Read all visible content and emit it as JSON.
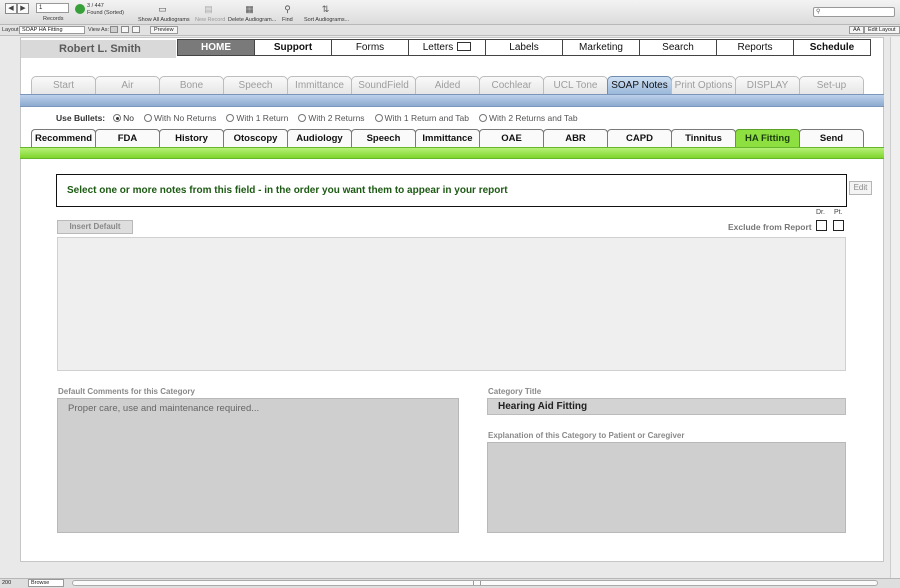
{
  "toolbar": {
    "record_number": "1",
    "records_label": "Records",
    "found_count": "3 / 447",
    "found_label": "Found (Sorted)",
    "show_all": "Show All Audiograms",
    "new_record": "New Record",
    "delete": "Delete Audiogram...",
    "find": "Find",
    "sort": "Sort Audiograms..."
  },
  "layoutbar": {
    "layout_label": "Layout:",
    "layout_value": "SOAP HA Fitting",
    "view_as": "View As:",
    "preview": "Preview",
    "aa": "AA",
    "edit_layout": "Edit Layout"
  },
  "user_name": "Robert L. Smith",
  "menu": [
    "HOME",
    "Support",
    "Forms",
    "Letters",
    "Labels",
    "Marketing",
    "Search",
    "Reports",
    "Schedule"
  ],
  "tabs_main": [
    "Start",
    "Air",
    "Bone",
    "Speech",
    "Immittance",
    "SoundField",
    "Aided",
    "Cochlear",
    "UCL Tone",
    "SOAP Notes",
    "Print Options",
    "DISPLAY",
    "Set-up"
  ],
  "bullets": {
    "label": "Use Bullets:",
    "options": [
      "No",
      "With No Returns",
      "With 1 Return",
      "With 2 Returns",
      "With 1 Return and Tab",
      "With 2 Returns and Tab"
    ]
  },
  "tabs_soap": [
    "Recommend",
    "FDA",
    "History",
    "Otoscopy",
    "Audiology",
    "Speech",
    "Immittance",
    "OAE",
    "ABR",
    "CAPD",
    "Tinnitus",
    "HA Fitting",
    "Send"
  ],
  "instruction": "Select one or more notes from this field -  in the order you want them to appear in your report",
  "edit_label": "Edit",
  "insert_default": "Insert Default",
  "exclude": {
    "label": "Exclude from Report",
    "dr": "Dr.",
    "pt": "Pt."
  },
  "comments": {
    "label": "Default Comments for this Category",
    "text": "Proper care, use and maintenance required..."
  },
  "category": {
    "title_label": "Category Title",
    "title_value": "Hearing Aid Fitting"
  },
  "explanation_label": "Explanation of this Category to Patient or Caregiver",
  "status": {
    "zoom": "200",
    "mode": "Browse"
  },
  "colors": {
    "active_soap_tab": "#8ee040",
    "active_main_tab": "#9ab8da",
    "instruction_text": "#1d5a14"
  }
}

- WHAT THE TASK ASKS -
Images in the records should not be copied. Repeat all the rest exactly.

- RESULT OF THE EXERCISE -
Read all visible content and emit it as JSON.
{
  "toolbar": {
    "record_number": "1",
    "records_label": "Records",
    "found_count": "3 / 447",
    "found_label": "Found (Sorted)",
    "show_all": "Show All Audiograms",
    "new_record": "New Record",
    "delete": "Delete Audiogram...",
    "find": "Find",
    "sort": "Sort Audiograms..."
  },
  "layoutbar": {
    "layout_label": "Layout:",
    "layout_value": "SOAP HA Fitting",
    "view_as": "View As:",
    "preview": "Preview",
    "aa": "AA",
    "edit_layout": "Edit Layout"
  },
  "user_name": "Robert L. Smith",
  "menu": [
    "HOME",
    "Support",
    "Forms",
    "Letters",
    "Labels",
    "Marketing",
    "Search",
    "Reports",
    "Schedule"
  ],
  "tabs_main": [
    "Start",
    "Air",
    "Bone",
    "Speech",
    "Immittance",
    "SoundField",
    "Aided",
    "Cochlear",
    "UCL Tone",
    "SOAP Notes",
    "Print Options",
    "DISPLAY",
    "Set-up"
  ],
  "bullets": {
    "label": "Use Bullets:",
    "options": [
      "No",
      "With No Returns",
      "With 1 Return",
      "With 2 Returns",
      "With 1 Return and Tab",
      "With 2 Returns and Tab"
    ]
  },
  "tabs_soap": [
    "Recommend",
    "FDA",
    "History",
    "Otoscopy",
    "Audiology",
    "Speech",
    "Immittance",
    "OAE",
    "ABR",
    "CAPD",
    "Tinnitus",
    "HA Fitting",
    "Send"
  ],
  "instruction": "Select one or more notes from this field -  in the order you want them to appear in your report",
  "edit_label": "Edit",
  "insert_default": "Insert Default",
  "exclude": {
    "label": "Exclude from Report",
    "dr": "Dr.",
    "pt": "Pt."
  },
  "comments": {
    "label": "Default Comments for this Category",
    "text": "Proper care, use and maintenance required..."
  },
  "category": {
    "title_label": "Category Title",
    "title_value": "Hearing Aid Fitting"
  },
  "explanation_label": "Explanation of this Category to Patient or Caregiver",
  "status": {
    "zoom": "200",
    "mode": "Browse"
  },
  "colors": {
    "active_soap_tab": "#8ee040",
    "active_main_tab": "#9ab8da",
    "instruction_text": "#1d5a14"
  }
}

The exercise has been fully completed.